[Saved entries]
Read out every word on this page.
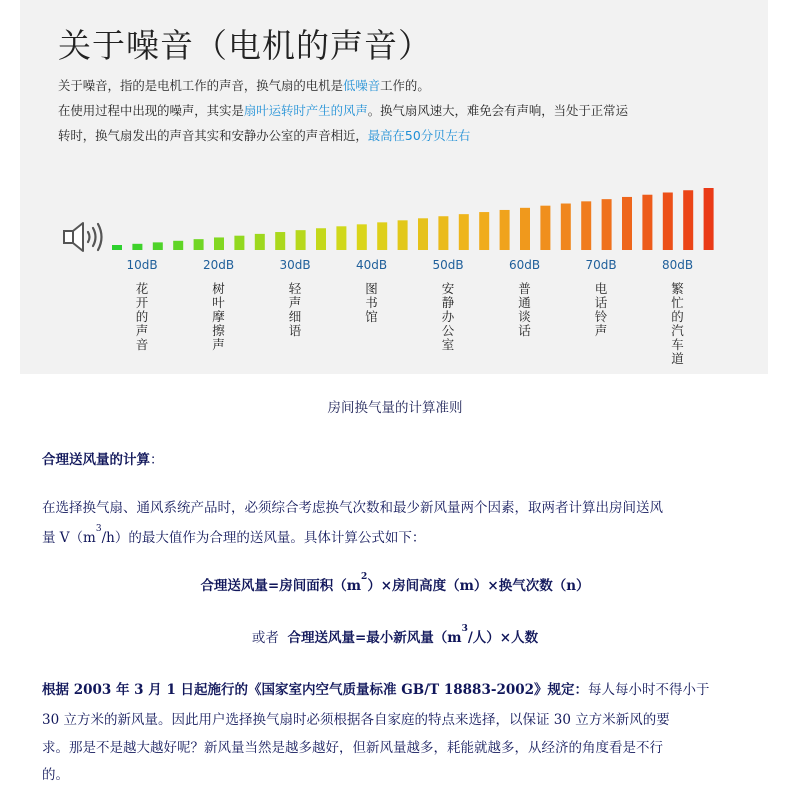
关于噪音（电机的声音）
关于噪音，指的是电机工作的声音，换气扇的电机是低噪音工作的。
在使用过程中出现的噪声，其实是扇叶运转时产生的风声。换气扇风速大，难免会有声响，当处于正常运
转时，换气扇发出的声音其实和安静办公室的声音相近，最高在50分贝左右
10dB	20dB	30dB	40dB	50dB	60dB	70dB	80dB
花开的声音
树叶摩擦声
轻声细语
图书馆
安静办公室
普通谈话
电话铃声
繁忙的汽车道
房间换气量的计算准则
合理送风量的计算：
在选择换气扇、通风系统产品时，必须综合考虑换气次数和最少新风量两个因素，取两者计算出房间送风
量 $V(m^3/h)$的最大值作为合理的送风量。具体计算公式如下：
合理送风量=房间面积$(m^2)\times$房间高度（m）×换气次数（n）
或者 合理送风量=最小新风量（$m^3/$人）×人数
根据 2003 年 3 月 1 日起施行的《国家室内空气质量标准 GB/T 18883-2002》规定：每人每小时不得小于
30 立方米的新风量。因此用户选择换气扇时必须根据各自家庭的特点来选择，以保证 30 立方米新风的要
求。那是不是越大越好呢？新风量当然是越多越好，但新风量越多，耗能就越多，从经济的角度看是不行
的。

> **What needs to be done**:
Your task is to return the entries above exactly, with no pictures.

> **Result of the task**:
Read out every word on this page.
关于噪音（电机的声音）
关于噪音，指的是电机工作的声音，换气扇的电机是低噪音工作的。
在使用过程中出现的噪声，其实是扇叶运转时产生的风声。换气扇风速大，难免会有声响，当处于正常运
转时，换气扇发出的声音其实和安静办公室的声音相近，最高在50分贝左右
10dB	20dB	30dB	40dB	50dB	60dB	70dB	80dB
花开的声音
树叶摩擦声
轻声细语
图书馆
安静办公室
普通谈话
电话铃声
繁忙的汽车道
房间换气量的计算准则
合理送风量的计算：
在选择换气扇、通风系统产品时，必须综合考虑换气次数和最少新风量两个因素，取两者计算出房间送风
量 $V(m^3/h)$的最大值作为合理的送风量。具体计算公式如下：
合理送风量=房间面积$(m^2)\times$房间高度（m）×换气次数（n）
或者 合理送风量=最小新风量（$m^3/$人）×人数
根据 2003 年 3 月 1 日起施行的《国家室内空气质量标准 GB/T 18883-2002》规定：每人每小时不得小于
30 立方米的新风量。因此用户选择换气扇时必须根据各自家庭的特点来选择，以保证 30 立方米新风的要
求。那是不是越大越好呢？新风量当然是越多越好，但新风量越多，耗能就越多，从经济的角度看是不行
的。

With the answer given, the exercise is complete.